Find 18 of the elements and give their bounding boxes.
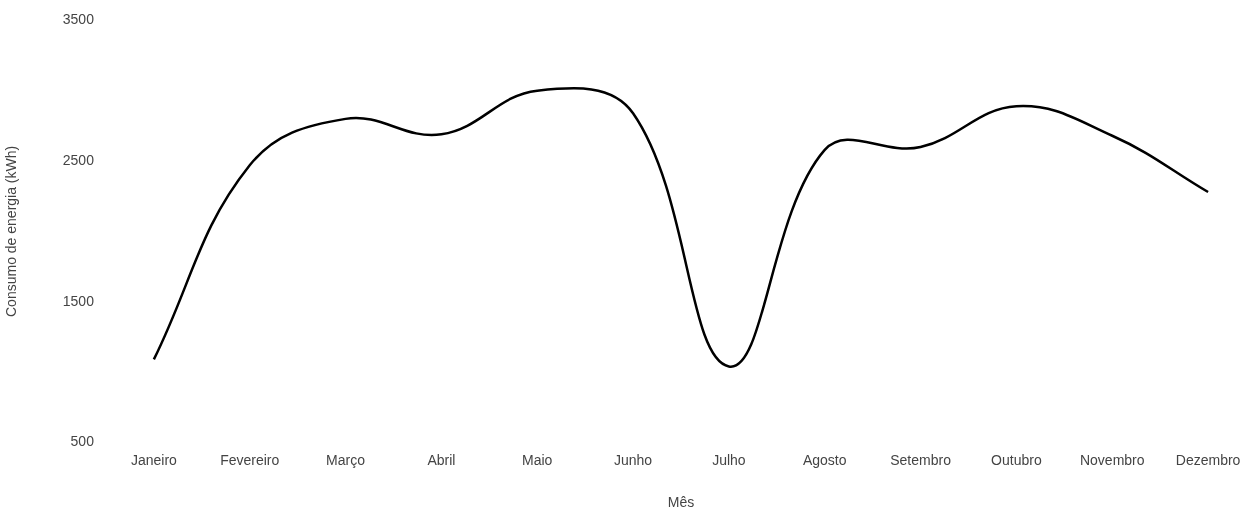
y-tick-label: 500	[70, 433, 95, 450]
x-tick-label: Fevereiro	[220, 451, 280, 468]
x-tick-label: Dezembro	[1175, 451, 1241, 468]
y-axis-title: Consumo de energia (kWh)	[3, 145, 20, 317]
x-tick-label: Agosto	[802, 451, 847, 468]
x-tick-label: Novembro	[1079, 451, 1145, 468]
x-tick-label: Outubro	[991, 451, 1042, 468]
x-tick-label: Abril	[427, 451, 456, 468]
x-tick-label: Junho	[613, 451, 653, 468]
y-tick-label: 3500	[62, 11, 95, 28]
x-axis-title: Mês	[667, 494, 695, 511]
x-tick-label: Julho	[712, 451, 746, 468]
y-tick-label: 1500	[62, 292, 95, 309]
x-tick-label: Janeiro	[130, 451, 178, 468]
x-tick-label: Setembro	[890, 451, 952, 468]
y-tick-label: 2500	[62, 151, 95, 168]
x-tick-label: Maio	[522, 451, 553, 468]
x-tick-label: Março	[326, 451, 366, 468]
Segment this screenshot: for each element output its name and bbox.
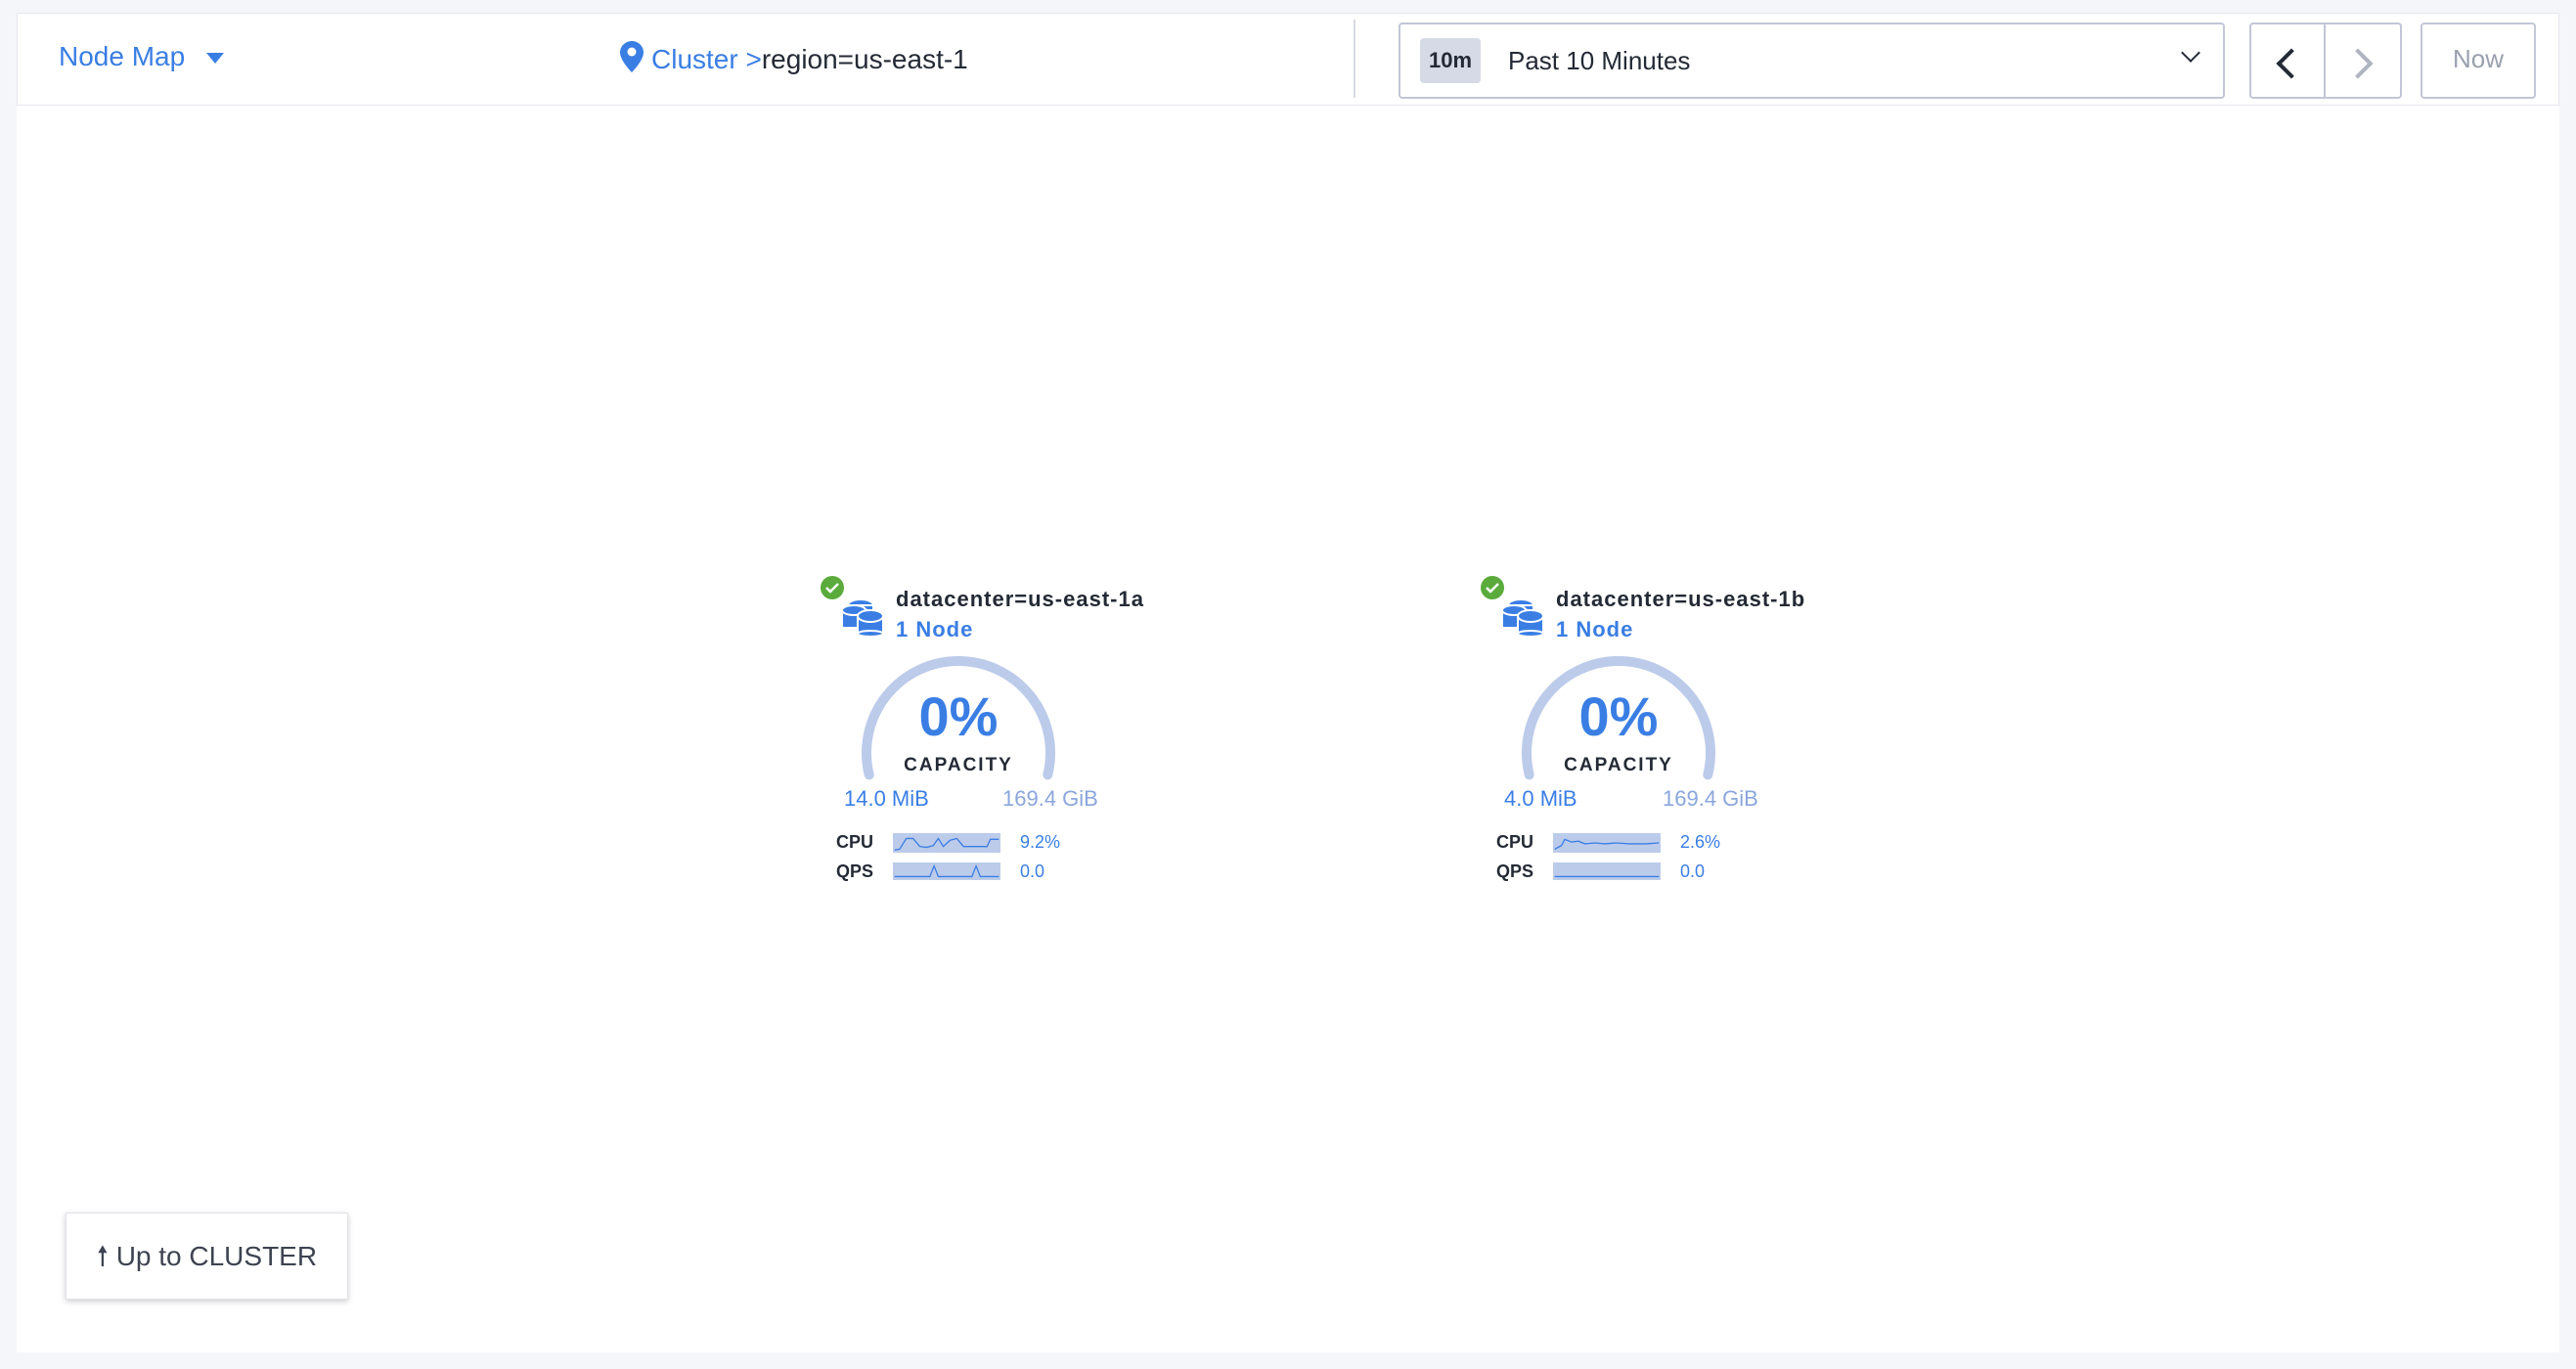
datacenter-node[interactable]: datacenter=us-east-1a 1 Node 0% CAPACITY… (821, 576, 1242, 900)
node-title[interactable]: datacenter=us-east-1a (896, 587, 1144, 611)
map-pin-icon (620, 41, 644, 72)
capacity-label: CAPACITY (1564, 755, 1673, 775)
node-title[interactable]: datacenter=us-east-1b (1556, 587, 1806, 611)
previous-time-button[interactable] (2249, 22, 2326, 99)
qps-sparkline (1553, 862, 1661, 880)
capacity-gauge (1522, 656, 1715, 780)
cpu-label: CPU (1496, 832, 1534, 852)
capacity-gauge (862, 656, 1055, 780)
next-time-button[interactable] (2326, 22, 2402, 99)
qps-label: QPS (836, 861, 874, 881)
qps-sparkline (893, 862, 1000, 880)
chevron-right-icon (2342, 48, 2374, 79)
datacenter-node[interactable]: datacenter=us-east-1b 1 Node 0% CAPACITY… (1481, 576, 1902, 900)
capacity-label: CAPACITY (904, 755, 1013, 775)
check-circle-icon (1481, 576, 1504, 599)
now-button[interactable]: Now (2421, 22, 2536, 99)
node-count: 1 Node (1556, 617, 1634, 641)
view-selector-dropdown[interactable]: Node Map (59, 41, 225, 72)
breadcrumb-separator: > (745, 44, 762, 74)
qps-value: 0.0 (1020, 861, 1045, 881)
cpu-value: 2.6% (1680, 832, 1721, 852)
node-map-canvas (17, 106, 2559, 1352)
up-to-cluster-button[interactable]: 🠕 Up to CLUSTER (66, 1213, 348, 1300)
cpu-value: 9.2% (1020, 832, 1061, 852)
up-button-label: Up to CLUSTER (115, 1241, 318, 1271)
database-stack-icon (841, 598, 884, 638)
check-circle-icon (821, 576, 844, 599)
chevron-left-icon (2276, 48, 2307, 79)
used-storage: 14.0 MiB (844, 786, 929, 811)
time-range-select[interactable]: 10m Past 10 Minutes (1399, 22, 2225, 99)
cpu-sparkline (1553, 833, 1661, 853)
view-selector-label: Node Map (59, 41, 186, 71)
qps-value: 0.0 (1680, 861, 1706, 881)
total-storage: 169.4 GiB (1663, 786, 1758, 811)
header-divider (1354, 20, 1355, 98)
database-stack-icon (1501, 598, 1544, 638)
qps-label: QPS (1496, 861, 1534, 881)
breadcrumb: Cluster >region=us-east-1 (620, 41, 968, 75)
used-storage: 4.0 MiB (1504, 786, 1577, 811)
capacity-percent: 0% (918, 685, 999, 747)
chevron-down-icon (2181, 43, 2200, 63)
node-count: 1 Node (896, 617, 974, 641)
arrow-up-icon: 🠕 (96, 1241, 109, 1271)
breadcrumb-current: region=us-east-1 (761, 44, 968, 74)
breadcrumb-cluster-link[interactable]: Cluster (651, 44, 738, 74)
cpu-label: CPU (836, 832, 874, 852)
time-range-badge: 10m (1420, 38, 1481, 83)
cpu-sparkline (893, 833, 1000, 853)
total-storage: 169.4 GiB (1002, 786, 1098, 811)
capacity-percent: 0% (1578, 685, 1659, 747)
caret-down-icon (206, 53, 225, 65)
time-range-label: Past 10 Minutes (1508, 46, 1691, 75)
------------------------
Give every line of the records above as a JSON list of strings, one string per line, leaving out blank lines and the picture lines.

[
  "Find 18 of the elements and give their bounding boxes.",
  "y-tick-label: 500\t[70, 433, 95, 450]",
  "x-tick-label: Fevereiro\t[220, 451, 280, 468]",
  "x-tick-label: Dezembro\t[1175, 451, 1241, 468]",
  "y-axis-title: Consumo de energia (kWh)\t[3, 145, 20, 317]",
  "x-tick-label: Agosto\t[802, 451, 847, 468]",
  "x-tick-label: Novembro\t[1079, 451, 1145, 468]",
  "x-tick-label: Outubro\t[991, 451, 1042, 468]",
  "x-tick-label: Abril\t[427, 451, 456, 468]",
  "x-tick-label: Junho\t[613, 451, 653, 468]",
  "y-tick-label: 3500\t[62, 11, 95, 28]",
  "x-axis-title: Mês\t[667, 494, 695, 511]",
  "x-tick-label: Julho\t[712, 451, 746, 468]",
  "y-tick-label: 1500\t[62, 292, 95, 309]",
  "x-tick-label: Janeiro\t[130, 451, 178, 468]",
  "x-tick-label: Setembro\t[890, 451, 952, 468]",
  "y-tick-label: 2500\t[62, 151, 95, 168]",
  "x-tick-label: Maio\t[522, 451, 553, 468]",
  "x-tick-label: Março\t[326, 451, 366, 468]",
  "Segment this screenshot: for each element output its name and bbox.",
  "datacenter-node[interactable]: datacenter=us-east-1a 1 Node 0% CAPACITY… (821, 576, 1242, 900)",
  "node-title[interactable]: datacenter=us-east-1a (896, 587, 1144, 611)",
  "map-pin-icon (620, 41, 644, 72)",
  "capacity-label: CAPACITY (1564, 755, 1673, 775)",
  "node-title[interactable]: datacenter=us-east-1b (1556, 587, 1806, 611)",
  "previous-time-button[interactable] (2249, 22, 2326, 99)",
  "qps-sparkline (1553, 862, 1661, 880)",
  "capacity-gauge (1522, 656, 1715, 780)",
  "cpu-label: CPU (1496, 832, 1534, 852)",
  "capacity-gauge (862, 656, 1055, 780)",
  "next-time-button[interactable] (2326, 22, 2402, 99)",
  "qps-label: QPS (836, 861, 874, 881)",
  "qps-sparkline (893, 862, 1000, 880)",
  "chevron-right-icon (2342, 48, 2374, 79)",
  "datacenter-node[interactable]: datacenter=us-east-1b 1 Node 0% CAPACITY… (1481, 576, 1902, 900)",
  "capacity-label: CAPACITY (904, 755, 1013, 775)",
  "check-circle-icon (1481, 576, 1504, 599)",
  "now-button[interactable]: Now (2421, 22, 2536, 99)",
  "node-count: 1 Node (1556, 617, 1634, 641)",
  "view-selector-dropdown[interactable]: Node Map (59, 41, 225, 72)",
  "breadcrumb-separator: > (745, 44, 762, 74)",
  "qps-value: 0.0 (1020, 861, 1045, 881)",
  "cpu-value: 2.6% (1680, 832, 1721, 852)",
  "node-map-canvas (17, 106, 2559, 1352)",
  "up-to-cluster-button[interactable]: 🠕 Up to CLUSTER (66, 1213, 348, 1300)",
  "cpu-value: 9.2% (1020, 832, 1061, 852)",
  "up-button-label: Up to CLUSTER (115, 1241, 318, 1271)",
  "database-stack-icon (841, 598, 884, 638)",
  "check-circle-icon (821, 576, 844, 599)",
  "chevron-left-icon (2276, 48, 2307, 79)",
  "used-storage: 14.0 MiB (844, 786, 929, 811)",
  "time-range-select[interactable]: 10m Past 10 Minutes (1399, 22, 2225, 99)",
  "cpu-sparkline (1553, 833, 1661, 853)",
  "view-selector-label: Node Map (59, 41, 186, 71)",
  "qps-value: 0.0 (1680, 861, 1706, 881)",
  "total-storage: 169.4 GiB (1663, 786, 1758, 811)",
  "header-divider (1354, 20, 1355, 98)",
  "database-stack-icon (1501, 598, 1544, 638)",
  "qps-label: QPS (1496, 861, 1534, 881)",
  "breadcrumb: Cluster >region=us-east-1 (620, 41, 968, 75)",
  "used-storage: 4.0 MiB (1504, 786, 1577, 811)",
  "capacity-percent: 0% (918, 685, 999, 747)",
  "chevron-down-icon (2181, 43, 2200, 63)",
  "node-count: 1 Node (896, 617, 974, 641)",
  "arrow-up-icon: 🠕 (96, 1241, 109, 1271)",
  "breadcrumb-current: region=us-east-1 (761, 44, 968, 74)",
  "breadcrumb-cluster-link[interactable]: Cluster (651, 44, 738, 74)",
  "cpu-label: CPU (836, 832, 874, 852)",
  "time-range-badge: 10m (1420, 38, 1481, 83)",
  "cpu-sparkline (893, 833, 1000, 853)",
  "total-storage: 169.4 GiB (1002, 786, 1098, 811)",
  "capacity-percent: 0% (1578, 685, 1659, 747)",
  "caret-down-icon (206, 53, 225, 65)",
  "time-range-label: Past 10 Minutes (1508, 46, 1691, 75)"
]